◆ Exercise requirements ◆
In the data below, locate each line with the word "right" and list it.

◆ Data shown ◆
[Start]
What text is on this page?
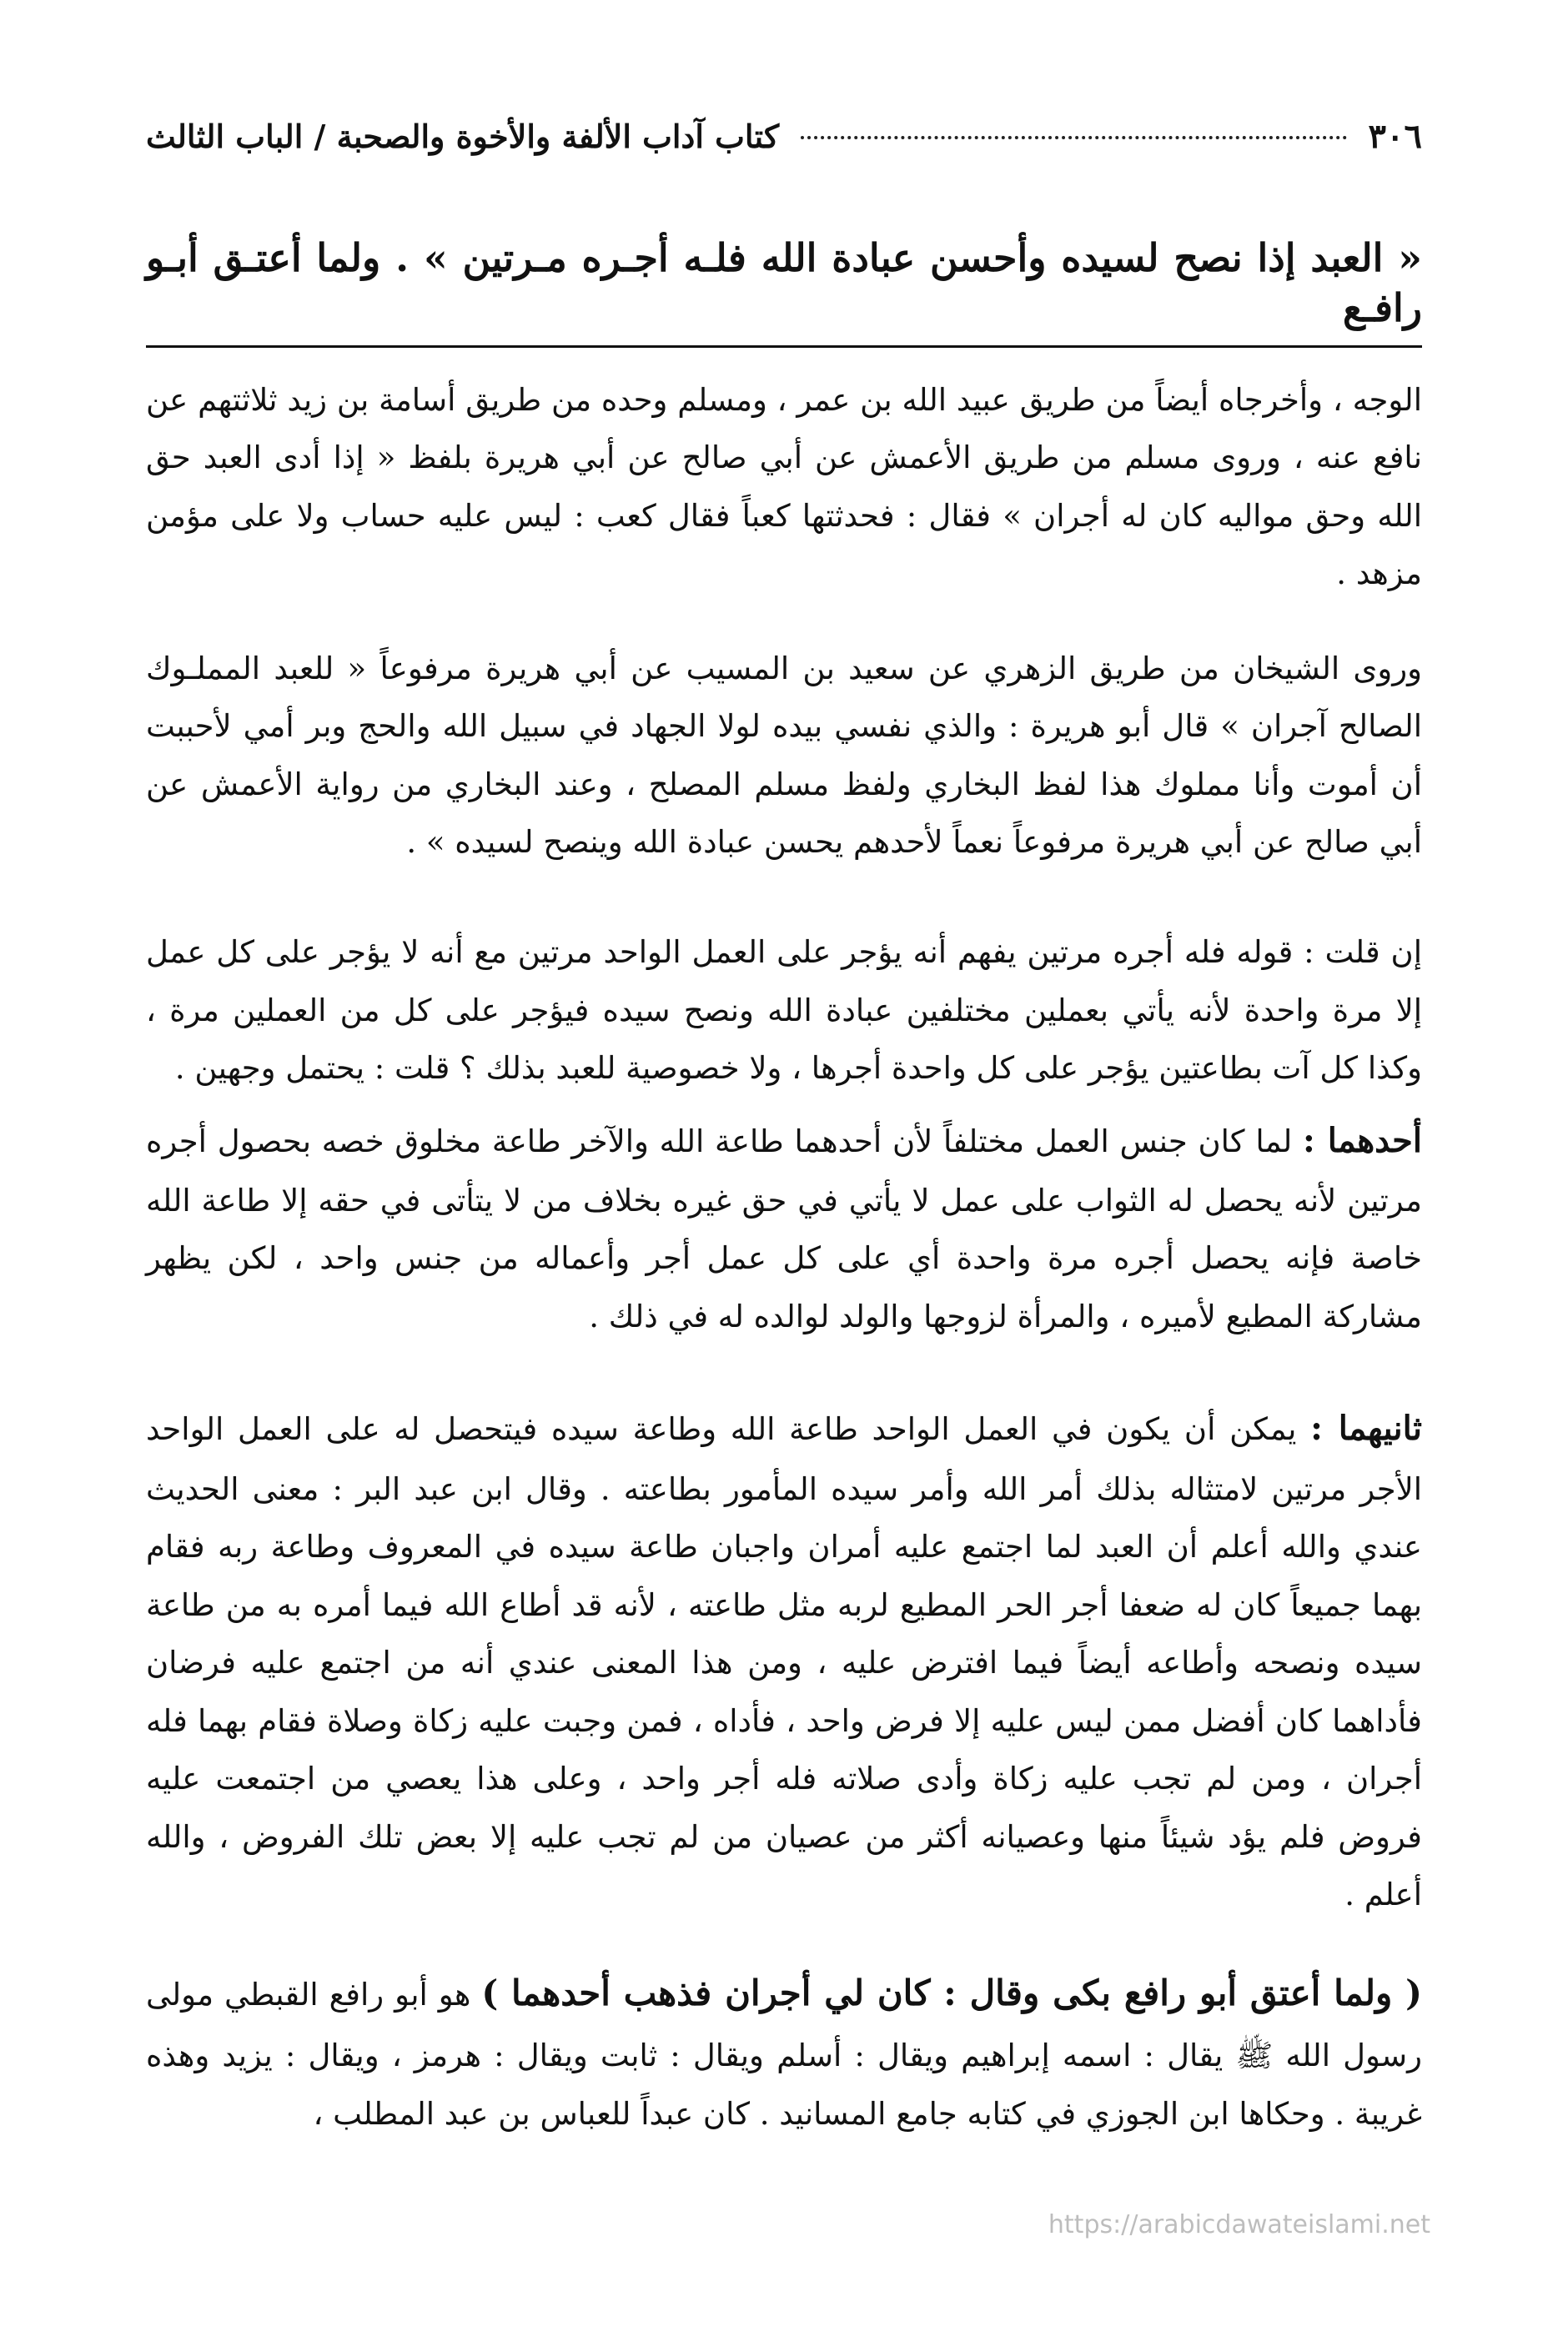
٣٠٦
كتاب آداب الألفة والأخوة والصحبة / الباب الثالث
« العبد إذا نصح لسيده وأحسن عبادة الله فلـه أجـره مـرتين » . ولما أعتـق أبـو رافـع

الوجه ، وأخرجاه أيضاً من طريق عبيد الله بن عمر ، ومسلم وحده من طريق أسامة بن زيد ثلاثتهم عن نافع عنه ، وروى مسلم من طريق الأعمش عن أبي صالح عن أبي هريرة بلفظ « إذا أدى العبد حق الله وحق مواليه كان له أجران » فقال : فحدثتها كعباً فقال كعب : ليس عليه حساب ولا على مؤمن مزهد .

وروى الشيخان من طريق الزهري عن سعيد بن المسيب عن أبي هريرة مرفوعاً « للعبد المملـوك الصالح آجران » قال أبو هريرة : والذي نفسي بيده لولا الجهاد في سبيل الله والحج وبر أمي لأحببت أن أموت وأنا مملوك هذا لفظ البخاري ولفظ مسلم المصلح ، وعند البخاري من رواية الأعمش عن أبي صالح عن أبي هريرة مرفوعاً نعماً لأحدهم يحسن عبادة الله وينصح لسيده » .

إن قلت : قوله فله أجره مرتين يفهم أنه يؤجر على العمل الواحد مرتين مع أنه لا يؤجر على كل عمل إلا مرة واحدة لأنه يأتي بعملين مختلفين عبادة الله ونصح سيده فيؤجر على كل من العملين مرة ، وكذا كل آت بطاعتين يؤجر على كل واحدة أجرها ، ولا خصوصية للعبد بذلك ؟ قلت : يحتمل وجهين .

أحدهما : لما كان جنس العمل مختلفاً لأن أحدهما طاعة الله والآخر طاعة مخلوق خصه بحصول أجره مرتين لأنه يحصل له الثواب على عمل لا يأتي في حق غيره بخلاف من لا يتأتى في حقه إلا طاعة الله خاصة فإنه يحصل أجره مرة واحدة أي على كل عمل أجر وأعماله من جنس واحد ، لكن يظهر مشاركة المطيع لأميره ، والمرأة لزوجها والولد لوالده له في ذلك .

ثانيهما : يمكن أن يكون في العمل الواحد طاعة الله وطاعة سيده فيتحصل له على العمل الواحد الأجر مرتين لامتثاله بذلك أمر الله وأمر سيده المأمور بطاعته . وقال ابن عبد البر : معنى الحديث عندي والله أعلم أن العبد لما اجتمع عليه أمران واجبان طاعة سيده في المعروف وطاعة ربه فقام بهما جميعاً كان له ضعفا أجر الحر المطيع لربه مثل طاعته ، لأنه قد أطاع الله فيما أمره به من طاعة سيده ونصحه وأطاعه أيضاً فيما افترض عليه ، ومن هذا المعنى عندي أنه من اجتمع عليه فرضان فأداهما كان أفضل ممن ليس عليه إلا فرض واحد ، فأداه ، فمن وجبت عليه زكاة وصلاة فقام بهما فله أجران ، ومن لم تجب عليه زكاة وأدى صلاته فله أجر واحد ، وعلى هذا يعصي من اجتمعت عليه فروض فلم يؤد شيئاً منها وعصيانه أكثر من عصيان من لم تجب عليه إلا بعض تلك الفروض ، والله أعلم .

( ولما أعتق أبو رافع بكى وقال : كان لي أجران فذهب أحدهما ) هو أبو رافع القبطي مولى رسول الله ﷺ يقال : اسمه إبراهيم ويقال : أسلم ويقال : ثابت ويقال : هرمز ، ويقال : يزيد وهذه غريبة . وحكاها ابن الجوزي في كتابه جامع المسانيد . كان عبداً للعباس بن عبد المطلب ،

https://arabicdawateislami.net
[End]
[Start]
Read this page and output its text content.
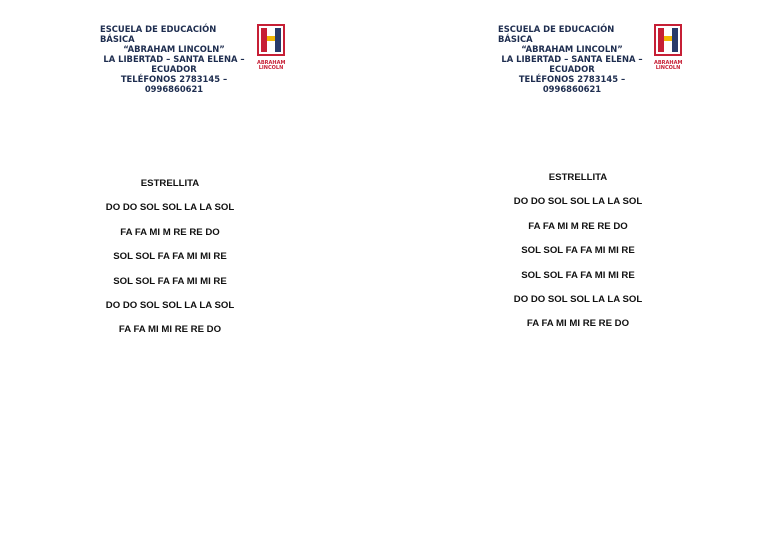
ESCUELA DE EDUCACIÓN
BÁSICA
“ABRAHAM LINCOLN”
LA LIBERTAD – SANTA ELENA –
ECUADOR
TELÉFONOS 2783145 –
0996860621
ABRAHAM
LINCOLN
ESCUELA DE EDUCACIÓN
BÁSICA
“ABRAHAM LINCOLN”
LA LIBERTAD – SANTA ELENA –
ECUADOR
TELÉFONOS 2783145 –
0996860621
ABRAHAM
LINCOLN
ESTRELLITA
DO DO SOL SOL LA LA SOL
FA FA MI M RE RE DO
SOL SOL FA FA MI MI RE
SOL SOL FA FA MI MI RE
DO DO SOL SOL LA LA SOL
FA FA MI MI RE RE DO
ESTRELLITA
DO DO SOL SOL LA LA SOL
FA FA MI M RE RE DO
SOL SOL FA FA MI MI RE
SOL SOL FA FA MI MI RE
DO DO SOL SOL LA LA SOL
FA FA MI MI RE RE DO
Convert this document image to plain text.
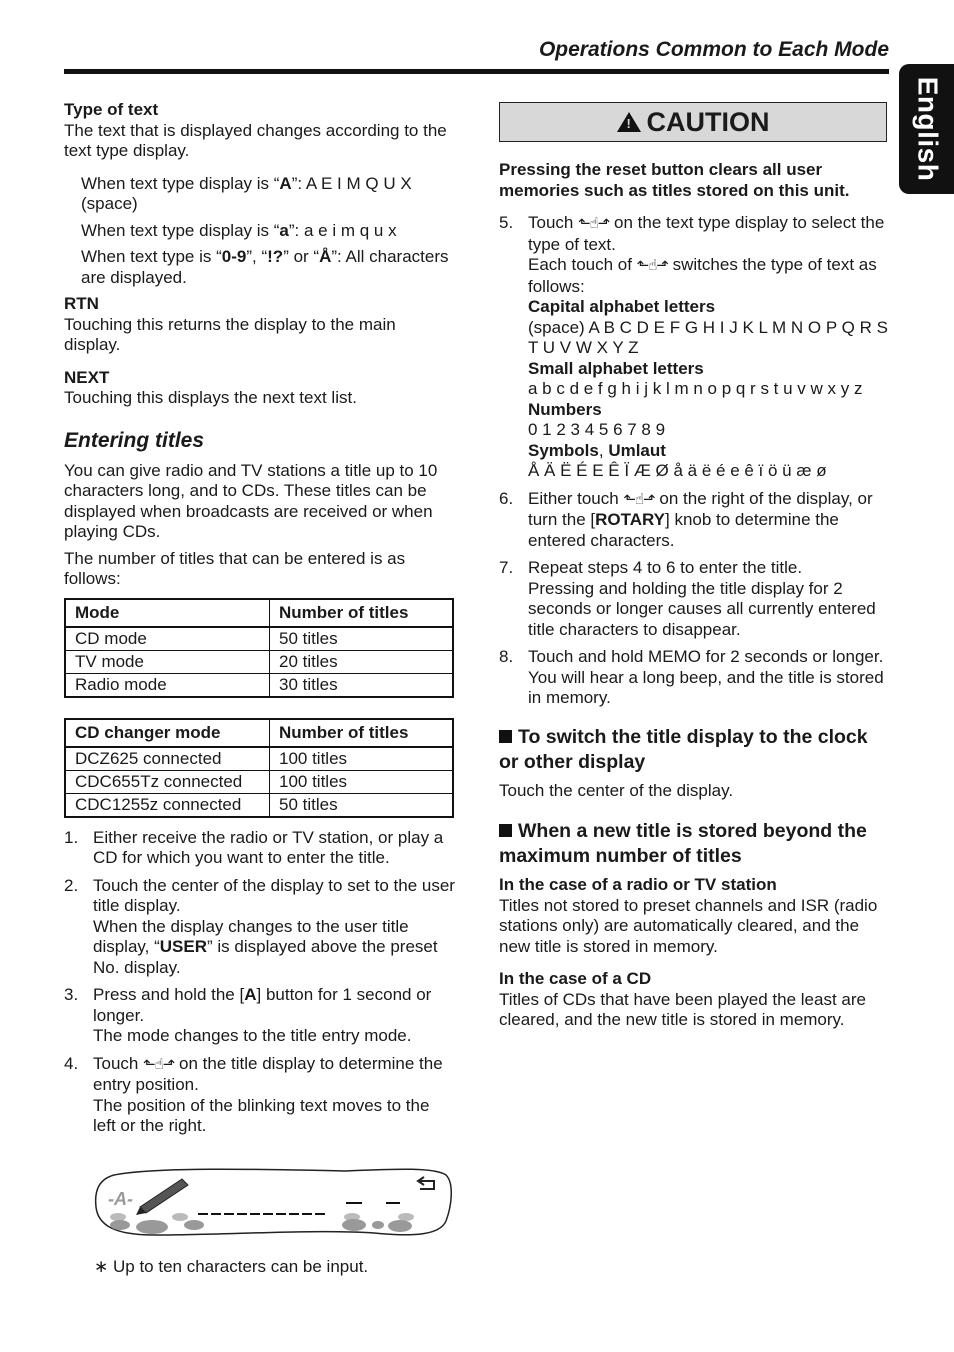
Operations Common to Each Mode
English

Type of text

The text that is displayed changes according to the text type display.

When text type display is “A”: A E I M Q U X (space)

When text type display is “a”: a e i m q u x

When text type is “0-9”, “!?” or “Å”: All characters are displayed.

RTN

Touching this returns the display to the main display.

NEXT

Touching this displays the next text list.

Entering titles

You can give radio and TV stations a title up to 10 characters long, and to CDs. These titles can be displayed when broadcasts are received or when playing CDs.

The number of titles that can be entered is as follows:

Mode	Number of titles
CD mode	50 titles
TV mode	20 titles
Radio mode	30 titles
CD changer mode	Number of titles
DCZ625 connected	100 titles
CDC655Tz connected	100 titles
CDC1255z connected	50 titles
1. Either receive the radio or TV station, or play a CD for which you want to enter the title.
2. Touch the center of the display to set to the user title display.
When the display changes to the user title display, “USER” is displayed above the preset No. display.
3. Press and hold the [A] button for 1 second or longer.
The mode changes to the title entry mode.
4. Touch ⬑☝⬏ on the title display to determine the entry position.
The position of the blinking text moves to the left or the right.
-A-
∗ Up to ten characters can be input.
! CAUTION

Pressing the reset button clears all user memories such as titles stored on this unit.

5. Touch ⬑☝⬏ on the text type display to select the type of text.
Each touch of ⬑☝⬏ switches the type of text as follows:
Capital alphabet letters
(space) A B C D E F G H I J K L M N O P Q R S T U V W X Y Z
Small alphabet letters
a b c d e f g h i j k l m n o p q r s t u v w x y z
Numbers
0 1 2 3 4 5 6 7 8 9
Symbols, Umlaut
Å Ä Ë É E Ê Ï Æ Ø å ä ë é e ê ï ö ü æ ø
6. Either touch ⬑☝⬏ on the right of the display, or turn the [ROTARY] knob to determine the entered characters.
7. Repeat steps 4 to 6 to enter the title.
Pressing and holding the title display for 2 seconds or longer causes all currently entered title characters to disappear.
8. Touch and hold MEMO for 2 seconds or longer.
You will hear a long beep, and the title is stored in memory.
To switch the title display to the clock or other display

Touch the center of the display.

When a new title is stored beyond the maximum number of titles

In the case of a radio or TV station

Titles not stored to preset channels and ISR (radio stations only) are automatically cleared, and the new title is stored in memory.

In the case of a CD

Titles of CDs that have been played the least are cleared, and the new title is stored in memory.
[End]
◆ The result ◆
The position of the blinking text moves to the left or the right.
6. Either touch ⬑☝⬏ on the right of the display, or turn the [ROTARY] knob to determine the entered characters.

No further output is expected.